--- PROBLEM TO SOLVE ---
Don't copy the pictures; return every other part of the records exactly.

--- Dataset items ---
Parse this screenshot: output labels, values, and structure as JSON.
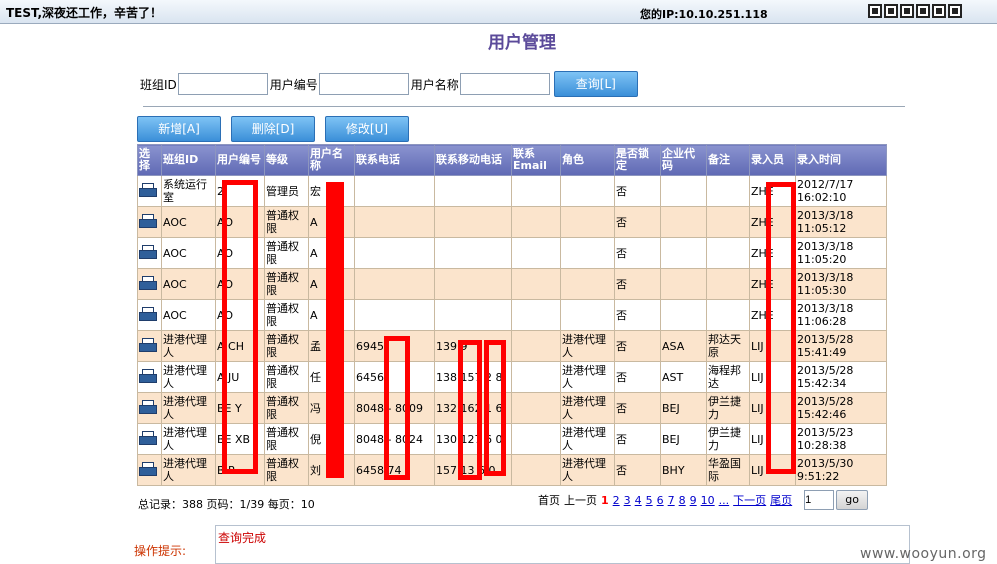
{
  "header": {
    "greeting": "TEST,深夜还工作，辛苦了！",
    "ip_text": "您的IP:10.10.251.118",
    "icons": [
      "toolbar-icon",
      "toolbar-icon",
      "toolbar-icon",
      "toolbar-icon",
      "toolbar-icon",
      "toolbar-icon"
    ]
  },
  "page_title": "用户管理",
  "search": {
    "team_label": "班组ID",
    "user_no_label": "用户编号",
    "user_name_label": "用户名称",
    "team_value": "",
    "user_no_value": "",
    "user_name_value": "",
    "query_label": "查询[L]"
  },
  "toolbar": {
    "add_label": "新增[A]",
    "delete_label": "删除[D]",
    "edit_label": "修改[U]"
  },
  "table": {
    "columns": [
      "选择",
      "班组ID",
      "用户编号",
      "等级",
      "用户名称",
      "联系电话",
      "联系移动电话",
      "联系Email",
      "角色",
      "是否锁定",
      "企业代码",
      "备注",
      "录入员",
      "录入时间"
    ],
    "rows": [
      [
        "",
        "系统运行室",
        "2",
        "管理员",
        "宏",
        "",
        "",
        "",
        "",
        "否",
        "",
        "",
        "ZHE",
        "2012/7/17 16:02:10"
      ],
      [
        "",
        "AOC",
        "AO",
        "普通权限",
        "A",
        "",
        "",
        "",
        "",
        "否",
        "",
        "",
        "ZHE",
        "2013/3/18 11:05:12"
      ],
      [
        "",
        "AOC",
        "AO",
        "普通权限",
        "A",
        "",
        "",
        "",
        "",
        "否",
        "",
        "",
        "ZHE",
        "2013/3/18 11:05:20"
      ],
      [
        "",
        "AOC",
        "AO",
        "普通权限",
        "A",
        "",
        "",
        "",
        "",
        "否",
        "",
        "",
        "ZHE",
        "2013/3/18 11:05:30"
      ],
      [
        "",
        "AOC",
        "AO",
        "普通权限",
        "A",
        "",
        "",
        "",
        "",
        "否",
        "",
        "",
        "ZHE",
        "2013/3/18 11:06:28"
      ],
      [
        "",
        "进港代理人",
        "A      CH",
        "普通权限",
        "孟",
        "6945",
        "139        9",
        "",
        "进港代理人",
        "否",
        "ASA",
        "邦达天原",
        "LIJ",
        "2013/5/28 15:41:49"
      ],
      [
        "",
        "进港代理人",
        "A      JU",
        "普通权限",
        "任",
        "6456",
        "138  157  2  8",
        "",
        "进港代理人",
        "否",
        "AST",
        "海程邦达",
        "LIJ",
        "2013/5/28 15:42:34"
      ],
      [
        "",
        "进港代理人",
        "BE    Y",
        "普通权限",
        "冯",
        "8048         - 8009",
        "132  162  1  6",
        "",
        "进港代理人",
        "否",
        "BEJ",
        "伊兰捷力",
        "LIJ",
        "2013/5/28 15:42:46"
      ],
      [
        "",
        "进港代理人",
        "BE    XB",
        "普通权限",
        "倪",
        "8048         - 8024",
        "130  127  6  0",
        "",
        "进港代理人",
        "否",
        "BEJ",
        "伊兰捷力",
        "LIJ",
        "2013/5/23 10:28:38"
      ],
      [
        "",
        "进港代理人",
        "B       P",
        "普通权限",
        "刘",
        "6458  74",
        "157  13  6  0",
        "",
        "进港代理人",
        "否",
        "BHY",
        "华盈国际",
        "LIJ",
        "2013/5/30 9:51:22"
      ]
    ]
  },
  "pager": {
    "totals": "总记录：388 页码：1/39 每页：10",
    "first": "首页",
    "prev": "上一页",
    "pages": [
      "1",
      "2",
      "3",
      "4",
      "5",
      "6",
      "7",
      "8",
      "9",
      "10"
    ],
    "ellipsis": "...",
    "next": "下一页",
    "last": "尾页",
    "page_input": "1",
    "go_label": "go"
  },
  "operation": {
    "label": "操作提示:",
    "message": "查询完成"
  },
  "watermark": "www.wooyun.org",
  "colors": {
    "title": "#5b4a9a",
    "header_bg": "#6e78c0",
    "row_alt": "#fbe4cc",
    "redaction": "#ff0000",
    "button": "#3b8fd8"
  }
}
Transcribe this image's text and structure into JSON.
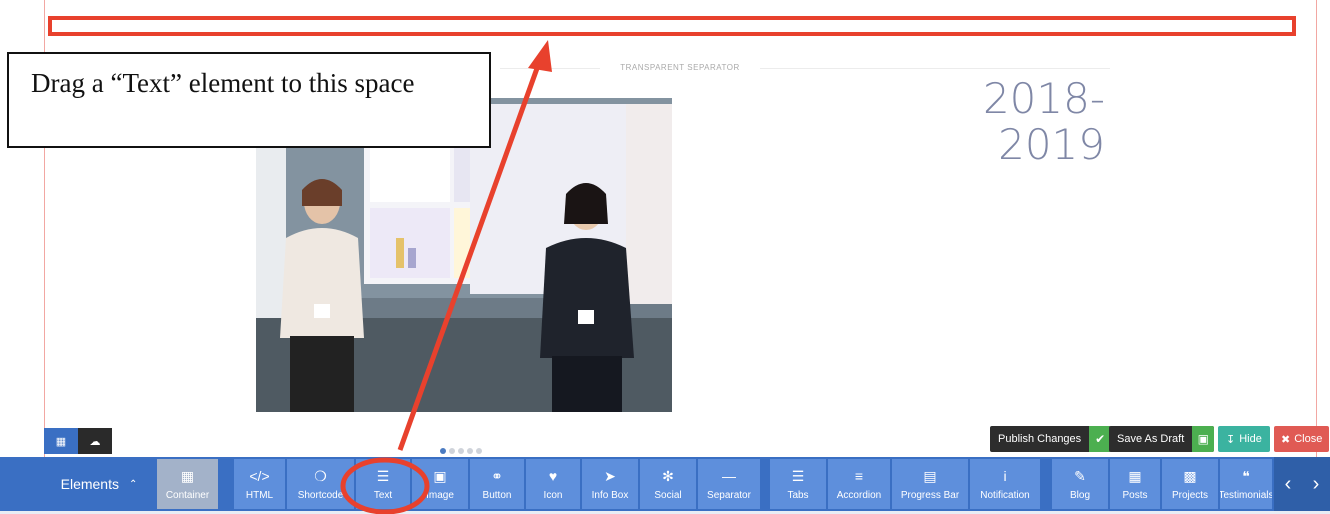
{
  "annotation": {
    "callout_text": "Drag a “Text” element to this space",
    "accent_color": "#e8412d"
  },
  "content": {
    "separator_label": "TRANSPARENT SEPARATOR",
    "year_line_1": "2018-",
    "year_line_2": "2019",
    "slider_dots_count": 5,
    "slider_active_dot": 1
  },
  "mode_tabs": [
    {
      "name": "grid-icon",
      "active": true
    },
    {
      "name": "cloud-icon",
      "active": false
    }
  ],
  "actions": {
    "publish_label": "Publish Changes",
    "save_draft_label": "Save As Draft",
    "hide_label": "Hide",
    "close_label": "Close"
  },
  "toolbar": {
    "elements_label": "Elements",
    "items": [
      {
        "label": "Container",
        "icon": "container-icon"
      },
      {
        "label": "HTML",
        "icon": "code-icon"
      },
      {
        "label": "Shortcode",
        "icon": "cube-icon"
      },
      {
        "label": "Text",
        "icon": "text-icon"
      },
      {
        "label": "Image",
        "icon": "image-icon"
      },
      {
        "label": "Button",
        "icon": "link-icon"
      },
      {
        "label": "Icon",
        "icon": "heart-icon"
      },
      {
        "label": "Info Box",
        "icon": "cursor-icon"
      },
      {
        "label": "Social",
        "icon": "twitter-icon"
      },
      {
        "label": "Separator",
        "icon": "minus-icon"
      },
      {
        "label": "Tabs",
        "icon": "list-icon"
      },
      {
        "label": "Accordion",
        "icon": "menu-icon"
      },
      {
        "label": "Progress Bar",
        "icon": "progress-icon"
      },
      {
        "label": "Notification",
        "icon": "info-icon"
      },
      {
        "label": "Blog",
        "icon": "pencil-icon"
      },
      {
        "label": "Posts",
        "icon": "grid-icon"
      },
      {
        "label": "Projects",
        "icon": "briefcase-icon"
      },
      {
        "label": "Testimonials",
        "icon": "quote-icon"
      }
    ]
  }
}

--- RESPONSE ---
Parse this screenshot: output labels, values, and structure as JSON.
{
  "header": {
    "greeting": "TEST,深夜还工作，辛苦了！",
    "ip_text": "您的IP:10.10.251.118",
    "icons": [
      "toolbar-icon",
      "toolbar-icon",
      "toolbar-icon",
      "toolbar-icon",
      "toolbar-icon",
      "toolbar-icon"
    ]
  },
  "page_title": "用户管理",
  "search": {
    "team_label": "班组ID",
    "user_no_label": "用户编号",
    "user_name_label": "用户名称",
    "team_value": "",
    "user_no_value": "",
    "user_name_value": "",
    "query_label": "查询[L]"
  },
  "toolbar": {
    "add_label": "新增[A]",
    "delete_label": "删除[D]",
    "edit_label": "修改[U]"
  },
  "table": {
    "columns": [
      "选择",
      "班组ID",
      "用户编号",
      "等级",
      "用户名称",
      "联系电话",
      "联系移动电话",
      "联系Email",
      "角色",
      "是否锁定",
      "企业代码",
      "备注",
      "录入员",
      "录入时间"
    ],
    "rows": [
      [
        "",
        "系统运行室",
        "2",
        "管理员",
        "宏",
        "",
        "",
        "",
        "",
        "否",
        "",
        "",
        "ZHE",
        "2012/7/17 16:02:10"
      ],
      [
        "",
        "AOC",
        "AO",
        "普通权限",
        "A",
        "",
        "",
        "",
        "",
        "否",
        "",
        "",
        "ZHE",
        "2013/3/18 11:05:12"
      ],
      [
        "",
        "AOC",
        "AO",
        "普通权限",
        "A",
        "",
        "",
        "",
        "",
        "否",
        "",
        "",
        "ZHE",
        "2013/3/18 11:05:20"
      ],
      [
        "",
        "AOC",
        "AO",
        "普通权限",
        "A",
        "",
        "",
        "",
        "",
        "否",
        "",
        "",
        "ZHE",
        "2013/3/18 11:05:30"
      ],
      [
        "",
        "AOC",
        "AO",
        "普通权限",
        "A",
        "",
        "",
        "",
        "",
        "否",
        "",
        "",
        "ZHE",
        "2013/3/18 11:06:28"
      ],
      [
        "",
        "进港代理人",
        "A      CH",
        "普通权限",
        "孟",
        "6945",
        "139        9",
        "",
        "进港代理人",
        "否",
        "ASA",
        "邦达天原",
        "LIJ",
        "2013/5/28 15:41:49"
      ],
      [
        "",
        "进港代理人",
        "A      JU",
        "普通权限",
        "任",
        "6456",
        "138  157  2  8",
        "",
        "进港代理人",
        "否",
        "AST",
        "海程邦达",
        "LIJ",
        "2013/5/28 15:42:34"
      ],
      [
        "",
        "进港代理人",
        "BE    Y",
        "普通权限",
        "冯",
        "8048         - 8009",
        "132  162  1  6",
        "",
        "进港代理人",
        "否",
        "BEJ",
        "伊兰捷力",
        "LIJ",
        "2013/5/28 15:42:46"
      ],
      [
        "",
        "进港代理人",
        "BE    XB",
        "普通权限",
        "倪",
        "8048         - 8024",
        "130  127  6  0",
        "",
        "进港代理人",
        "否",
        "BEJ",
        "伊兰捷力",
        "LIJ",
        "2013/5/23 10:28:38"
      ],
      [
        "",
        "进港代理人",
        "B       P",
        "普通权限",
        "刘",
        "6458  74",
        "157  13  6  0",
        "",
        "进港代理人",
        "否",
        "BHY",
        "华盈国际",
        "LIJ",
        "2013/5/30 9:51:22"
      ]
    ]
  },
  "pager": {
    "totals": "总记录：388 页码：1/39 每页：10",
    "first": "首页",
    "prev": "上一页",
    "pages": [
      "1",
      "2",
      "3",
      "4",
      "5",
      "6",
      "7",
      "8",
      "9",
      "10"
    ],
    "ellipsis": "...",
    "next": "下一页",
    "last": "尾页",
    "page_input": "1",
    "go_label": "go"
  },
  "operation": {
    "label": "操作提示:",
    "message": "查询完成"
  },
  "watermark": "www.wooyun.org",
  "colors": {
    "title": "#5b4a9a",
    "header_bg": "#6e78c0",
    "row_alt": "#fbe4cc",
    "redaction": "#ff0000",
    "button": "#3b8fd8"
  }
}
Transcribe this image's text and structure into JSON.
{
  "annotation": {
    "callout_text": "Drag a “Text” element to this space",
    "accent_color": "#e8412d"
  },
  "content": {
    "separator_label": "TRANSPARENT SEPARATOR",
    "year_line_1": "2018-",
    "year_line_2": "2019",
    "slider_dots_count": 5,
    "slider_active_dot": 1
  },
  "mode_tabs": [
    {
      "name": "grid-icon",
      "active": true
    },
    {
      "name": "cloud-icon",
      "active": false
    }
  ],
  "actions": {
    "publish_label": "Publish Changes",
    "save_draft_label": "Save As Draft",
    "hide_label": "Hide",
    "close_label": "Close"
  },
  "toolbar": {
    "elements_label": "Elements",
    "items": [
      {
        "label": "Container",
        "icon": "container-icon"
      },
      {
        "label": "HTML",
        "icon": "code-icon"
      },
      {
        "label": "Shortcode",
        "icon": "cube-icon"
      },
      {
        "label": "Text",
        "icon": "text-icon"
      },
      {
        "label": "Image",
        "icon": "image-icon"
      },
      {
        "label": "Button",
        "icon": "link-icon"
      },
      {
        "label": "Icon",
        "icon": "heart-icon"
      },
      {
        "label": "Info Box",
        "icon": "cursor-icon"
      },
      {
        "label": "Social",
        "icon": "twitter-icon"
      },
      {
        "label": "Separator",
        "icon": "minus-icon"
      },
      {
        "label": "Tabs",
        "icon": "list-icon"
      },
      {
        "label": "Accordion",
        "icon": "menu-icon"
      },
      {
        "label": "Progress Bar",
        "icon": "progress-icon"
      },
      {
        "label": "Notification",
        "icon": "info-icon"
      },
      {
        "label": "Blog",
        "icon": "pencil-icon"
      },
      {
        "label": "Posts",
        "icon": "grid-icon"
      },
      {
        "label": "Projects",
        "icon": "briefcase-icon"
      },
      {
        "label": "Testimonials",
        "icon": "quote-icon"
      }
    ]
  }
}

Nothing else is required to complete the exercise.